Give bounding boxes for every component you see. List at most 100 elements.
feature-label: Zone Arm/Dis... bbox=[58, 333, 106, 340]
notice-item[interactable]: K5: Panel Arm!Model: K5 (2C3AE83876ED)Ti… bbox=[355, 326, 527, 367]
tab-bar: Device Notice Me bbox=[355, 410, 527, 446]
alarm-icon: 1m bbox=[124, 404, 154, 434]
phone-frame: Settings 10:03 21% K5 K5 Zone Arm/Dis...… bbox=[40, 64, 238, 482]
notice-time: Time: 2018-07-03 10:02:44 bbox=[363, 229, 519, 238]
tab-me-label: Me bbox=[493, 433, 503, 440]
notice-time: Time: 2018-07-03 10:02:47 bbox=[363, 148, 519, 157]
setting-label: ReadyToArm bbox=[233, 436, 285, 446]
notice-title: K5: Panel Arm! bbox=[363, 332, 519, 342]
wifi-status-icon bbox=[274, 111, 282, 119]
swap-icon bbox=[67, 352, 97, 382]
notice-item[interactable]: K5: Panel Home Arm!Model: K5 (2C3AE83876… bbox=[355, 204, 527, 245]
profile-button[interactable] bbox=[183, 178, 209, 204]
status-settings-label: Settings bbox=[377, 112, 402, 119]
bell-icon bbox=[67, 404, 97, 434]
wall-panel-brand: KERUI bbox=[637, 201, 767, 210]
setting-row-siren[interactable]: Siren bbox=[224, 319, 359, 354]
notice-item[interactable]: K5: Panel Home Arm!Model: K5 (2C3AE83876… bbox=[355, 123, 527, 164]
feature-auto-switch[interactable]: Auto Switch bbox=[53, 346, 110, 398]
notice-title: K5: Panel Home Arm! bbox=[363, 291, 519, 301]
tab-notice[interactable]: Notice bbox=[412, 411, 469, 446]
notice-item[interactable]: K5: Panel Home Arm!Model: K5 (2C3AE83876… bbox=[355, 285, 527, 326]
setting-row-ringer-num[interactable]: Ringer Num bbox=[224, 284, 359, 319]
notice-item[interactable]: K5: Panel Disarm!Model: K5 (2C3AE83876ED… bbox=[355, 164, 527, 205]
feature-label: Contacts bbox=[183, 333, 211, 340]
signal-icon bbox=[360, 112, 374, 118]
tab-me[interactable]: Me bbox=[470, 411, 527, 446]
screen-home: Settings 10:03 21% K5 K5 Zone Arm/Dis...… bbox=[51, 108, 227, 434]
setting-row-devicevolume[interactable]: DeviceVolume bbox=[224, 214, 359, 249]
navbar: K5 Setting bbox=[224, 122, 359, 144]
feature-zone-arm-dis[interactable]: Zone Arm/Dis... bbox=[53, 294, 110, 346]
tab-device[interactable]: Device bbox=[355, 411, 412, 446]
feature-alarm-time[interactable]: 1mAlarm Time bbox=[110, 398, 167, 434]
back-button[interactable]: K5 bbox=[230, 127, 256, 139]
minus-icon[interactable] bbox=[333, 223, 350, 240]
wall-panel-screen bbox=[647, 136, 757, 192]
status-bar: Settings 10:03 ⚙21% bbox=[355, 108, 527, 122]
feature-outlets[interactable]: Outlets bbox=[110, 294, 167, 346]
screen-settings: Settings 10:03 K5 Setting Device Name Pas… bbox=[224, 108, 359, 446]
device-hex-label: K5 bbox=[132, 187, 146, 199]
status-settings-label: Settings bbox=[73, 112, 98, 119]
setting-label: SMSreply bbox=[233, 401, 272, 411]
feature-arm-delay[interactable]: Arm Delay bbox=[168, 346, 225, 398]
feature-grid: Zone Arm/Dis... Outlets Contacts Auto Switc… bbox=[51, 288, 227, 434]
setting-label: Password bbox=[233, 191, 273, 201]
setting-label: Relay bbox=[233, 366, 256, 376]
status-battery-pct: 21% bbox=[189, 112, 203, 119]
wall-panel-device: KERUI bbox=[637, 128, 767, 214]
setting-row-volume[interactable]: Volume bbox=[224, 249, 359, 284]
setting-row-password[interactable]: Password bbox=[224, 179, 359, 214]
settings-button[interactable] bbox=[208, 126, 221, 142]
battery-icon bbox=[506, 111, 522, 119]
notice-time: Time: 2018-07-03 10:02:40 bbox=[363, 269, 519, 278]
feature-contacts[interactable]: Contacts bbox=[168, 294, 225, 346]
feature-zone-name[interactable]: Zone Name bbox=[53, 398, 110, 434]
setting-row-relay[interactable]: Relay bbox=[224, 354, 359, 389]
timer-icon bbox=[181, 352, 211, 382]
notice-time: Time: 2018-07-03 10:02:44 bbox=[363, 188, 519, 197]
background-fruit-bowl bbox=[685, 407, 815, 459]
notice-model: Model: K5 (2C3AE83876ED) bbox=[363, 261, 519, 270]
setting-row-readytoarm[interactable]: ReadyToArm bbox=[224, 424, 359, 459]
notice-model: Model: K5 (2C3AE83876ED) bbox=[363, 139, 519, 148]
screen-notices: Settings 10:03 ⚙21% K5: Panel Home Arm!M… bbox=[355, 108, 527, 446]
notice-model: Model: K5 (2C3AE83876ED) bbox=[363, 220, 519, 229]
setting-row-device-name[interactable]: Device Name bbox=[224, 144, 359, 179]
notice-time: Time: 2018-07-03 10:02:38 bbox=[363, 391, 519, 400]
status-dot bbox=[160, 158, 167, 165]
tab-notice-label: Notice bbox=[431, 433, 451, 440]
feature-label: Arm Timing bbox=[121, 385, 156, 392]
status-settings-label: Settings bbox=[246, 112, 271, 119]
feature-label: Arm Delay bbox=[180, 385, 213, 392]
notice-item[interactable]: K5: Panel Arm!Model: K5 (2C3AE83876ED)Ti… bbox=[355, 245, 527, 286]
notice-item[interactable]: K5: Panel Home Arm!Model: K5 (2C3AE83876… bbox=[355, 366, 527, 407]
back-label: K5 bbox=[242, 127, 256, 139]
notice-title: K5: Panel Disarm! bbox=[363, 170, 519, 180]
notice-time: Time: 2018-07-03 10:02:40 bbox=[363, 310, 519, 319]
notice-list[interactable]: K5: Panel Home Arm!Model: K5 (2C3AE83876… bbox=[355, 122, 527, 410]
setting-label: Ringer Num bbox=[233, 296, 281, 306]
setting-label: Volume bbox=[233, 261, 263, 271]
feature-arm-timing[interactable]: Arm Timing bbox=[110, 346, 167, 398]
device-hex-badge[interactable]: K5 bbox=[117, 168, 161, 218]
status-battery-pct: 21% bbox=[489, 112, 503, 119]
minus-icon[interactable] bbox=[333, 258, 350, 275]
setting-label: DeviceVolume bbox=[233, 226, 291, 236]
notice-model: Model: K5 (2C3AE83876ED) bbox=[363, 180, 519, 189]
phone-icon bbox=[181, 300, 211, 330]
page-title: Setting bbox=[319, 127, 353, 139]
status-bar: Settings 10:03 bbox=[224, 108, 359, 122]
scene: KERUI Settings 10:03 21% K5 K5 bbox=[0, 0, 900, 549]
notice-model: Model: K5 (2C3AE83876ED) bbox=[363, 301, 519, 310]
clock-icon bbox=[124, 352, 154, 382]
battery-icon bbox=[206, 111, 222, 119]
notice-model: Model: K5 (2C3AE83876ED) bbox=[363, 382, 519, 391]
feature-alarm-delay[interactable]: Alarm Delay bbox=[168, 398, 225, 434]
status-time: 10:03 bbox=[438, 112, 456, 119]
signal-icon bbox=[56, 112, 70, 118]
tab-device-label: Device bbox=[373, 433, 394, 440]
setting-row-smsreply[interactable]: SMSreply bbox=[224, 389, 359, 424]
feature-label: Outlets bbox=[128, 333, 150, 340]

########

» WHAT THE TASK REQUIRES
Collect every line in the entries above that contains the string "Password". Letter case matters.

» COMPLETE ANSWER
setting-label: Password bbox=[233, 191, 273, 201]
setting-row-password[interactable]: Password bbox=[224, 179, 359, 214]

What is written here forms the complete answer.